> Supplied material
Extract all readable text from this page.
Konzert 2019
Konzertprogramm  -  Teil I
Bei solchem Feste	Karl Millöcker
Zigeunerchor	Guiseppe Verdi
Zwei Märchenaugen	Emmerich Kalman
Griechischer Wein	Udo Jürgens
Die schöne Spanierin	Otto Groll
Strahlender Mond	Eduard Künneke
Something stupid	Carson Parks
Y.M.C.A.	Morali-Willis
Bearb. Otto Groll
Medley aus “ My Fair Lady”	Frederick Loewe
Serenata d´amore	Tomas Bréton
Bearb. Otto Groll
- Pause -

> Your instructions
Quote each line of the listing above exactly.

> Exercise result
Extract all readable text from this page.
Konzert 2019
Konzertprogramm  -  Teil I
Bei solchem Feste	Karl Millöcker
Zigeunerchor	Guiseppe Verdi
Zwei Märchenaugen	Emmerich Kalman
Griechischer Wein	Udo Jürgens
Die schöne Spanierin	Otto Groll
Strahlender Mond	Eduard Künneke
Something stupid	Carson Parks
Y.M.C.A.	Morali-Willis
Bearb. Otto Groll
Medley aus “ My Fair Lady”	Frederick Loewe
Serenata d´amore	Tomas Bréton
Bearb. Otto Groll
- Pause -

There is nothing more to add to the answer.